[TASK MATERIAL]
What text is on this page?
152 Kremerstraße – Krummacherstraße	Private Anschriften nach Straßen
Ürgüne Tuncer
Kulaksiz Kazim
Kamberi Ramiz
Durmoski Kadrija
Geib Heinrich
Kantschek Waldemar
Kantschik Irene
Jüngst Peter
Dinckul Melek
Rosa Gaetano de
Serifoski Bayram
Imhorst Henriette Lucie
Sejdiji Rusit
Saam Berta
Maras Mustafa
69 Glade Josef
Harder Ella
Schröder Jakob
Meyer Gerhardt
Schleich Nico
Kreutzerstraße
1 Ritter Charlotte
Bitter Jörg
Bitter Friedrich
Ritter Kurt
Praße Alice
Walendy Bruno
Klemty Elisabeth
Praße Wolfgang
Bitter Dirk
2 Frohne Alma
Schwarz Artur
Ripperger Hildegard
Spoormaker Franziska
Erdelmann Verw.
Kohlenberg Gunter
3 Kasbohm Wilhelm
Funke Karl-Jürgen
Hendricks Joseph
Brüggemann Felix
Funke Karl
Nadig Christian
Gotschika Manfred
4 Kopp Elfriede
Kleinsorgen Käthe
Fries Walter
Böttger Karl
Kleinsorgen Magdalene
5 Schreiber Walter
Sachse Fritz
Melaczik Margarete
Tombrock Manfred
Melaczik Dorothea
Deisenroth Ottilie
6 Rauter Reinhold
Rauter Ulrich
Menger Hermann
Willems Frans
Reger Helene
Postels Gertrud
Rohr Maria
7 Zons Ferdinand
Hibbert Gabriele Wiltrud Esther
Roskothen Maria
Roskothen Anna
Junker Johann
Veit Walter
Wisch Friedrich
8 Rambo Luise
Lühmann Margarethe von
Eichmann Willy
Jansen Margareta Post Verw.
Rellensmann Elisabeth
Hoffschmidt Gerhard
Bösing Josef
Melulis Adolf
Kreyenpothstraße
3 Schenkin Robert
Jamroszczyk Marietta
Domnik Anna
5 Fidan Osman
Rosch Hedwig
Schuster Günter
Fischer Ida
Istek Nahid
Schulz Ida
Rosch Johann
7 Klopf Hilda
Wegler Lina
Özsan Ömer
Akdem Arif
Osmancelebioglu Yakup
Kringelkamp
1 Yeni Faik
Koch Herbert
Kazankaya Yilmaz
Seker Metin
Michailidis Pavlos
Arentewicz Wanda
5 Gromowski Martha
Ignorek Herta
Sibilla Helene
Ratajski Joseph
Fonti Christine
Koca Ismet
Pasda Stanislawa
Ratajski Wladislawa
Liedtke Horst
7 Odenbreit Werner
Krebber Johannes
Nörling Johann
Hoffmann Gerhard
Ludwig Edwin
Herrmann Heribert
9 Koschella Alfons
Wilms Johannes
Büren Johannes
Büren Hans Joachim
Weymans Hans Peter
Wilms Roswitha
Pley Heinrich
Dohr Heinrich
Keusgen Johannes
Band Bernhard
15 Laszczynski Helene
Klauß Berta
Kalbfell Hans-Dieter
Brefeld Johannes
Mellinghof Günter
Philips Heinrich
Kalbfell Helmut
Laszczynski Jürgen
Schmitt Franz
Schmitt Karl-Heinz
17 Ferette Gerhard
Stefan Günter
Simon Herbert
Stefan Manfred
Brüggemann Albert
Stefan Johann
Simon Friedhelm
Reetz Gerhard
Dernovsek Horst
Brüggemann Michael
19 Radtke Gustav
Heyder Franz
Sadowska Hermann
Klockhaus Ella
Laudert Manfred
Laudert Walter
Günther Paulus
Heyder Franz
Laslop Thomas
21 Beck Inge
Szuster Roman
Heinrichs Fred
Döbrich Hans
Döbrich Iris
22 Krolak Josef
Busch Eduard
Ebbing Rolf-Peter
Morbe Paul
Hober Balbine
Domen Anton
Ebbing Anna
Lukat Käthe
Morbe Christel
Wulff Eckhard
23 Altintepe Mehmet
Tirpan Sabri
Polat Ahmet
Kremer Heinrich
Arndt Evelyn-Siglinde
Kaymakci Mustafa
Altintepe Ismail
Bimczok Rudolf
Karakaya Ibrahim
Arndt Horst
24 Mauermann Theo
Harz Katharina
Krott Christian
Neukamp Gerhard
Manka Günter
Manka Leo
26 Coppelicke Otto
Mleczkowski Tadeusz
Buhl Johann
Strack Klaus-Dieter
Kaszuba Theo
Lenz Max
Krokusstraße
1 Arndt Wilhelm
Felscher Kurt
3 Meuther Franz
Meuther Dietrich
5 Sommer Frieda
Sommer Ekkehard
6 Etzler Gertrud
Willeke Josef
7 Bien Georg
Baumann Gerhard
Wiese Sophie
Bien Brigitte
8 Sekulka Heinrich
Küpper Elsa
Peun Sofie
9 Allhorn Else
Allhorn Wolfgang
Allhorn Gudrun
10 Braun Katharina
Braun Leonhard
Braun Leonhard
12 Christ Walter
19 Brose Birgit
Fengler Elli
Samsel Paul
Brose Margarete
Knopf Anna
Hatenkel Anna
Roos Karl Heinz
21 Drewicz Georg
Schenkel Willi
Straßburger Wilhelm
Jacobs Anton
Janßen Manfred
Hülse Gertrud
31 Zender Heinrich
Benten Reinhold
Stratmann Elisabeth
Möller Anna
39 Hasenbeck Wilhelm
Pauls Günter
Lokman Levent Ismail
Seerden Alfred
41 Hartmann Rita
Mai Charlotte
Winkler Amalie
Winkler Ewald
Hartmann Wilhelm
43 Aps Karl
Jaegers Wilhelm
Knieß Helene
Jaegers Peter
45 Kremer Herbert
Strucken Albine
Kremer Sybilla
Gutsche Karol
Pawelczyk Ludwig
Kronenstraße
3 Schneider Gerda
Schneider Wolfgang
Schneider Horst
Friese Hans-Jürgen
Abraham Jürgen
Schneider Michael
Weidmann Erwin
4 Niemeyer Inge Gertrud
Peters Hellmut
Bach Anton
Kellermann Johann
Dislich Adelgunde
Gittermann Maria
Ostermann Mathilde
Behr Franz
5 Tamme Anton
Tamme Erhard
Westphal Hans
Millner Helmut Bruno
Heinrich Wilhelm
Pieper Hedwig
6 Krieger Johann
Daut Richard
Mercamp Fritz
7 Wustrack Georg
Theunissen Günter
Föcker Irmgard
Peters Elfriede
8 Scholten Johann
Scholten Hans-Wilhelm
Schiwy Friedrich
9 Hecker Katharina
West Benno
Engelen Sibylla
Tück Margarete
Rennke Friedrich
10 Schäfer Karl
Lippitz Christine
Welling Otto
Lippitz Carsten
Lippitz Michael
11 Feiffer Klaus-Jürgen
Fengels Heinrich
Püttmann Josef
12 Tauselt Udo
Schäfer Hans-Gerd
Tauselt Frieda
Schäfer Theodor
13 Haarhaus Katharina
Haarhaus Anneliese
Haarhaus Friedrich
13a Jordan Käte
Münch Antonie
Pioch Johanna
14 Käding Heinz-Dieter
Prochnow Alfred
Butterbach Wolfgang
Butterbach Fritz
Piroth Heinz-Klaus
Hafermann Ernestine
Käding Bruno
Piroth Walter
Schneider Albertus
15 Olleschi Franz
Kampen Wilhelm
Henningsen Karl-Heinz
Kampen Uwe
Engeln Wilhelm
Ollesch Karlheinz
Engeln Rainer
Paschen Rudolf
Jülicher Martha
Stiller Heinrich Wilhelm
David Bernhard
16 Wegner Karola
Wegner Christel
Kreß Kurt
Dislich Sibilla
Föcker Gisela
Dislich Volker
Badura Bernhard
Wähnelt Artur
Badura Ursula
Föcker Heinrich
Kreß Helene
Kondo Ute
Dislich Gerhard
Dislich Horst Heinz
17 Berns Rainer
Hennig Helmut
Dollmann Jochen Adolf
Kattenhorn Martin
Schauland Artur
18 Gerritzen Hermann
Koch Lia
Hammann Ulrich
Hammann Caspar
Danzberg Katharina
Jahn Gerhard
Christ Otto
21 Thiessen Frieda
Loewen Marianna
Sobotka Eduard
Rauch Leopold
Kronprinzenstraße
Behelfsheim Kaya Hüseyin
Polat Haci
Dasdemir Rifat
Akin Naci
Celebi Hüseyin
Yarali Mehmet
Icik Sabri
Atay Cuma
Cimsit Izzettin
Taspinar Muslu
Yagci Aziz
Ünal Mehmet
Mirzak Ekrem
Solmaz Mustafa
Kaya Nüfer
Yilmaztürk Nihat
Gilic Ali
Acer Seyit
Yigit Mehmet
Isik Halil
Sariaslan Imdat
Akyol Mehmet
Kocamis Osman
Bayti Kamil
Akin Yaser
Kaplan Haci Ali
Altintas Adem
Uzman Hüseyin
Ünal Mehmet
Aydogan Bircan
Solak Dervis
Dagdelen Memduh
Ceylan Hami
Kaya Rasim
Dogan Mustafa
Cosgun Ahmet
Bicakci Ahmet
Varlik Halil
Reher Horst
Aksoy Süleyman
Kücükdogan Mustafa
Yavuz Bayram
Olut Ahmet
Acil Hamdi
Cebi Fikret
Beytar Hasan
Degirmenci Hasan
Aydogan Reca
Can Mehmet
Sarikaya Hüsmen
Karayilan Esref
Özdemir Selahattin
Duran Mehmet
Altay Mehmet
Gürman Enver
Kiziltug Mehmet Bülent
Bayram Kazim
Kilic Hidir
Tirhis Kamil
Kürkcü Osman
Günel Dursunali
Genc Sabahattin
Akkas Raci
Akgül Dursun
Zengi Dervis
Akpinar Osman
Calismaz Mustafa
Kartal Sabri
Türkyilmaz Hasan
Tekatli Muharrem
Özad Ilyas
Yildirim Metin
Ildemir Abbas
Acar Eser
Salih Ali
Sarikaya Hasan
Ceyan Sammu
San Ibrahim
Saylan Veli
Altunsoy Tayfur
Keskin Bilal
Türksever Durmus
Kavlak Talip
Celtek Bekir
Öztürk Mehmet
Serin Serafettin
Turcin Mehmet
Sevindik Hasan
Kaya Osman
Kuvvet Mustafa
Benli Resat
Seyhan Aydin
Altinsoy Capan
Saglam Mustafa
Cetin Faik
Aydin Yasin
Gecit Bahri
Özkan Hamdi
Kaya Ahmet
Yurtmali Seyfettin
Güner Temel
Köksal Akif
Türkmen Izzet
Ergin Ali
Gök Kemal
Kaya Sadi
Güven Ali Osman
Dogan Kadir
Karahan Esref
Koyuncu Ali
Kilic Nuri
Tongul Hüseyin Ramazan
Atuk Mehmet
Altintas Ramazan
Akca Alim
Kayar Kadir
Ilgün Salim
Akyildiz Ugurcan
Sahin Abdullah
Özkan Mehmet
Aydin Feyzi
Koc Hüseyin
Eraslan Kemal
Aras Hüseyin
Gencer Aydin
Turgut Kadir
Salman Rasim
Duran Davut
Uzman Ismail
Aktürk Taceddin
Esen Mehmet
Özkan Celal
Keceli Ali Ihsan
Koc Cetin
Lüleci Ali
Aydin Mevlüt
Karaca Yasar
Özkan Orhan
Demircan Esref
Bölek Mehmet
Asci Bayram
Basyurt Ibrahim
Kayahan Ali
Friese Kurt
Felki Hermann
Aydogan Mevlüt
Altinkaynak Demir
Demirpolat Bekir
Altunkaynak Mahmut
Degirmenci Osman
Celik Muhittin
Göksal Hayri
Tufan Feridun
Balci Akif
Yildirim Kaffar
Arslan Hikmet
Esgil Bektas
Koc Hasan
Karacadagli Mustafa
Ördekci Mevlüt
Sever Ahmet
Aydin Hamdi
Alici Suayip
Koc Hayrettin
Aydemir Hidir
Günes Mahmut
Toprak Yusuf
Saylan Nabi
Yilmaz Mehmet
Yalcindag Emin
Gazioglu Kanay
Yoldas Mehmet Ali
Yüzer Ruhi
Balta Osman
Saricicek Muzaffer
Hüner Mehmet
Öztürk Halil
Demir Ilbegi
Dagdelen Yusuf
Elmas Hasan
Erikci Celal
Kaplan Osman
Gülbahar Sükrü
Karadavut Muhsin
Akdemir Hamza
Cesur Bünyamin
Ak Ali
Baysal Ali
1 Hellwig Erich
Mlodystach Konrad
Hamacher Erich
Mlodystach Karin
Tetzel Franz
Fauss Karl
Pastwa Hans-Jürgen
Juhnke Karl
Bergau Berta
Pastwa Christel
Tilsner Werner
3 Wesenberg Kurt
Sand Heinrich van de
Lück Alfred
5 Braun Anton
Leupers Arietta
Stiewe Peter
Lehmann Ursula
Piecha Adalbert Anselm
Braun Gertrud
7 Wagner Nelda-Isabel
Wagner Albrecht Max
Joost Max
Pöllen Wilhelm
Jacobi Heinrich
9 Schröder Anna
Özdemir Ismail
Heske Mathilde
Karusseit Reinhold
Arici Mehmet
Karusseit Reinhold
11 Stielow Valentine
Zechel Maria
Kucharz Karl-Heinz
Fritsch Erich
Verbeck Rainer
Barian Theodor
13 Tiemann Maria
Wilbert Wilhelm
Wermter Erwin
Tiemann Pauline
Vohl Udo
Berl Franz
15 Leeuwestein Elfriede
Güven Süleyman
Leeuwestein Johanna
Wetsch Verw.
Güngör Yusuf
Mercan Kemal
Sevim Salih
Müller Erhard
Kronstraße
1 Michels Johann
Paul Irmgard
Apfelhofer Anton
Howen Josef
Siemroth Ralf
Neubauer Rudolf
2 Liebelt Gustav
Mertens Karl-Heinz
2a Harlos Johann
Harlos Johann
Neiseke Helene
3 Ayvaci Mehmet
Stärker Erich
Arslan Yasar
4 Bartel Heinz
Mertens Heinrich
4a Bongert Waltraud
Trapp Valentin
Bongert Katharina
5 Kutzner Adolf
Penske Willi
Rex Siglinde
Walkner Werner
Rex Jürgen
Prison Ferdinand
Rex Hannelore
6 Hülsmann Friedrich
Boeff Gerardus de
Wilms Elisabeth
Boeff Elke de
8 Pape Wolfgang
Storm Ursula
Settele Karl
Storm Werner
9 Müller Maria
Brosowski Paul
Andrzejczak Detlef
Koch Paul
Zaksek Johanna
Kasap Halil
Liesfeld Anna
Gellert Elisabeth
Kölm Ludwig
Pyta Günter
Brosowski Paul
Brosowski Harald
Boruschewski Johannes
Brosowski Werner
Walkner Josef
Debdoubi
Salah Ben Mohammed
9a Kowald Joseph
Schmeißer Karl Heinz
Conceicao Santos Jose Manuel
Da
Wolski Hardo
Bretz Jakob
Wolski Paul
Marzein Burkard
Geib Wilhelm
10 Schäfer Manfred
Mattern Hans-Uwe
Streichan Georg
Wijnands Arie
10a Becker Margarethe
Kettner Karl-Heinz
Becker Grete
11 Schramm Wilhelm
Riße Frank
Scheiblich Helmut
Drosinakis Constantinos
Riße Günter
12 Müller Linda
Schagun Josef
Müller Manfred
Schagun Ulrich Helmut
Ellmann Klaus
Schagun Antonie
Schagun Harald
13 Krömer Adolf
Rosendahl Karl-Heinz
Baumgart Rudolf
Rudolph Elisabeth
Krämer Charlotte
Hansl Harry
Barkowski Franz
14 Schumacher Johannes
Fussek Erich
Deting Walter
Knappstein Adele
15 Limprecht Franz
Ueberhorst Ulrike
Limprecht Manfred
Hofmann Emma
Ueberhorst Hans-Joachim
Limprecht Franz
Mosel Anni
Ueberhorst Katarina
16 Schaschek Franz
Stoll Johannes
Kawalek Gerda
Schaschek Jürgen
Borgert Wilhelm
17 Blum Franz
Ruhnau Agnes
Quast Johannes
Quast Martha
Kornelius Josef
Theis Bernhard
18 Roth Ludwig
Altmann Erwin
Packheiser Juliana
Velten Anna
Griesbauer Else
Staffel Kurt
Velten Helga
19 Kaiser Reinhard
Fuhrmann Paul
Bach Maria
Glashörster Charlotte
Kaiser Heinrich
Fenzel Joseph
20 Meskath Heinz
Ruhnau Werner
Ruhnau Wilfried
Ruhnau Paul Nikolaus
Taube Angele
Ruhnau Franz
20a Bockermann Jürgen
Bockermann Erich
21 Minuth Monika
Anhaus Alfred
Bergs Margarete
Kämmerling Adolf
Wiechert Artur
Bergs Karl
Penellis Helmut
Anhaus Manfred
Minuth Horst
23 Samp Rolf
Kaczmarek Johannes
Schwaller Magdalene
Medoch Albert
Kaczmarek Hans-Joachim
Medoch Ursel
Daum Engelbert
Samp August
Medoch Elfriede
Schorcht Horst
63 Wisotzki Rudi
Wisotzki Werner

[EXERCISE PROMPT]
Extract all lines from the data in which "Hasan" is found.

[RIGHT ANSWER]
Beytar Hasan
Degirmenci Hasan
Türkyilmaz Hasan
Sarikaya Hasan
Sevindik Hasan
Koc Hasan
Elmas Hasan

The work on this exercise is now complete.